=== WHAT IS REQUIRED ===
Return each line of the stored records below that contains the string "area".

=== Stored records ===
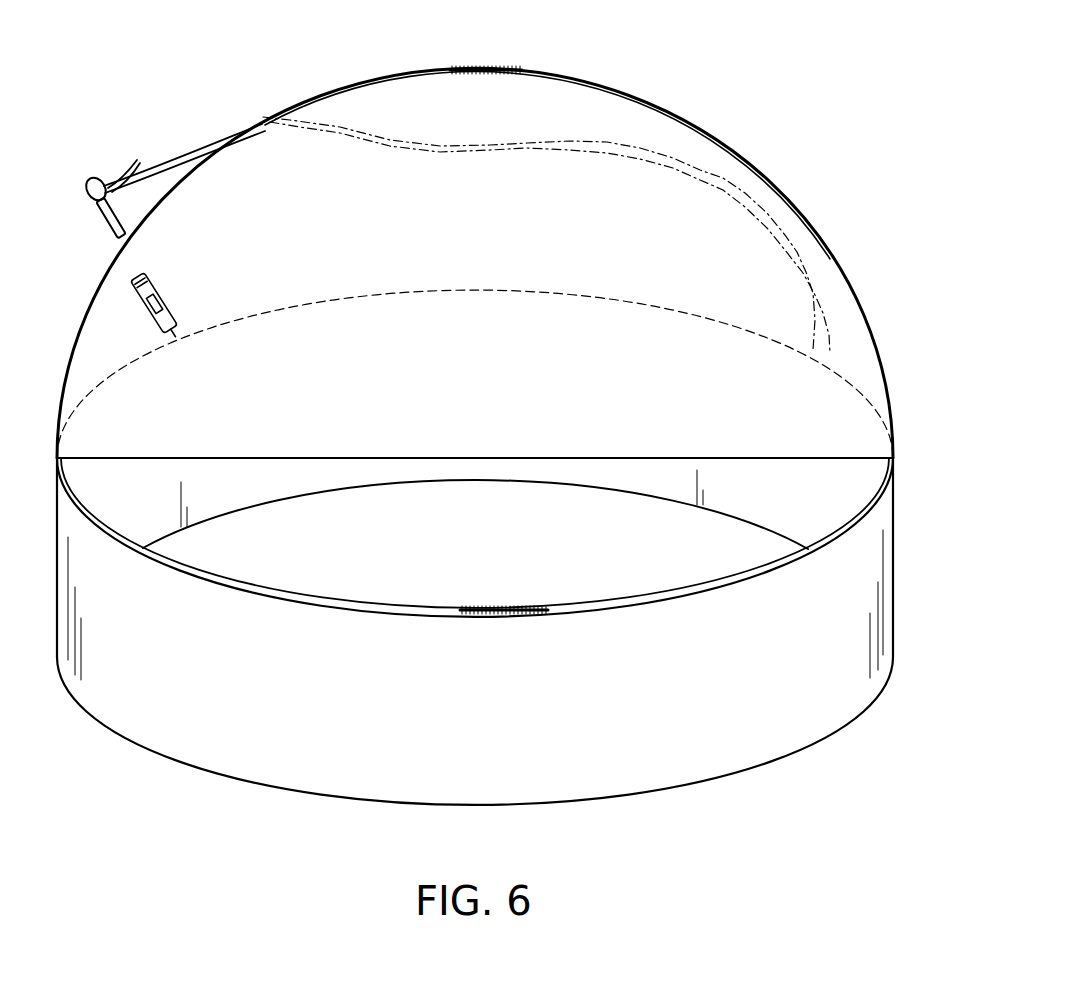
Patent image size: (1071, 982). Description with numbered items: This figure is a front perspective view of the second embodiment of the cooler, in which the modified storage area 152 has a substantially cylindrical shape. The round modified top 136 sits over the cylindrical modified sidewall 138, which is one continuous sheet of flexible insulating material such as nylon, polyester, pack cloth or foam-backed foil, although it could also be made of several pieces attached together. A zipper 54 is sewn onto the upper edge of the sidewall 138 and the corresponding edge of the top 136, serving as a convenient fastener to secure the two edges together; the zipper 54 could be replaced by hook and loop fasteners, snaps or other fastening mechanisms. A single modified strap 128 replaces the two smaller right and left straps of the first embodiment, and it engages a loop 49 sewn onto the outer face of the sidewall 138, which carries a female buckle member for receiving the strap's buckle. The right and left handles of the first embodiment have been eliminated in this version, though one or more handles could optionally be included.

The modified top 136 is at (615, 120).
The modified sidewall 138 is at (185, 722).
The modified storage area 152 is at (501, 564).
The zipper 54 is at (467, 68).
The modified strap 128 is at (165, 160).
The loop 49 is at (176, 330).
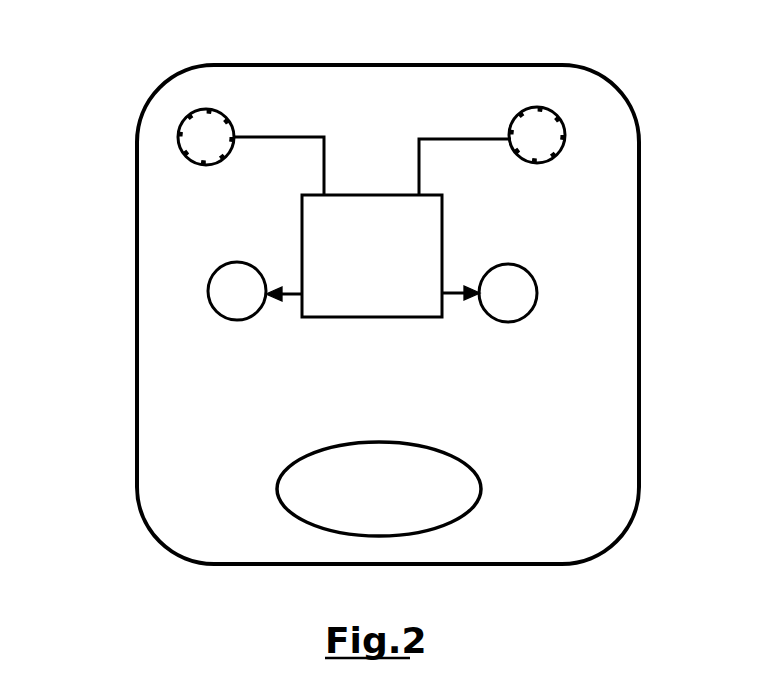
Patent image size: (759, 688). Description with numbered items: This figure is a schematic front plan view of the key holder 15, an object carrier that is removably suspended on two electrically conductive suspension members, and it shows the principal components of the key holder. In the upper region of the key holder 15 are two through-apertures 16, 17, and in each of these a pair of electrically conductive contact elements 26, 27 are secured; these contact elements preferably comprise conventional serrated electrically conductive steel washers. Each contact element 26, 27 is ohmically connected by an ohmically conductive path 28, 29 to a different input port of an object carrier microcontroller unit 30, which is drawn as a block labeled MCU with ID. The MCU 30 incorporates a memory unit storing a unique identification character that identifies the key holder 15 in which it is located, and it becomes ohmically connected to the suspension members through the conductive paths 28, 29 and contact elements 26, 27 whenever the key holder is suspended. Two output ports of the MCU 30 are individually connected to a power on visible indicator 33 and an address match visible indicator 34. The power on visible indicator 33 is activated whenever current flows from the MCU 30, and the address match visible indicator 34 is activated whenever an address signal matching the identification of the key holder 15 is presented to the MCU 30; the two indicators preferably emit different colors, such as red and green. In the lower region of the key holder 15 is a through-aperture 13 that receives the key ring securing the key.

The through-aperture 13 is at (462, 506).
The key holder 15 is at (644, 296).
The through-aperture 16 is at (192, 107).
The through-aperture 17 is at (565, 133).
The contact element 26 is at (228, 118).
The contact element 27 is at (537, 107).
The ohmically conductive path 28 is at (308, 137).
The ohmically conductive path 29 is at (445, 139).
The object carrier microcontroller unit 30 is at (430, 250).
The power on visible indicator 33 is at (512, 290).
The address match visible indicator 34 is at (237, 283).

=== WRITTEN ANSWER ===
Patent image size: (1071, 982). Description with numbered items: This figure is a front perspective view of the second embodiment of the cooler, in which the modified storage area 152 has a substantially cylindrical shape. The round modified top 136 sits over the cylindrical modified sidewall 138, which is one continuous sheet of flexible insulating material such as nylon, polyester, pack cloth or foam-backed foil, although it could also be made of several pieces attached together. A zipper 54 is sewn onto the upper edge of the sidewall 138 and the corresponding edge of the top 136, serving as a convenient fastener to secure the two edges together; the zipper 54 could be replaced by hook and loop fasteners, snaps or other fastening mechanisms. A single modified strap 128 replaces the two smaller right and left straps of the first embodiment, and it engages a loop 49 sewn onto the outer face of the sidewall 138, which carries a female buckle member for receiving the strap's buckle. The right and left handles of the first embodiment have been eliminated in this version, though one or more handles could optionally be included.
The modified storage area 152 is at (501, 564).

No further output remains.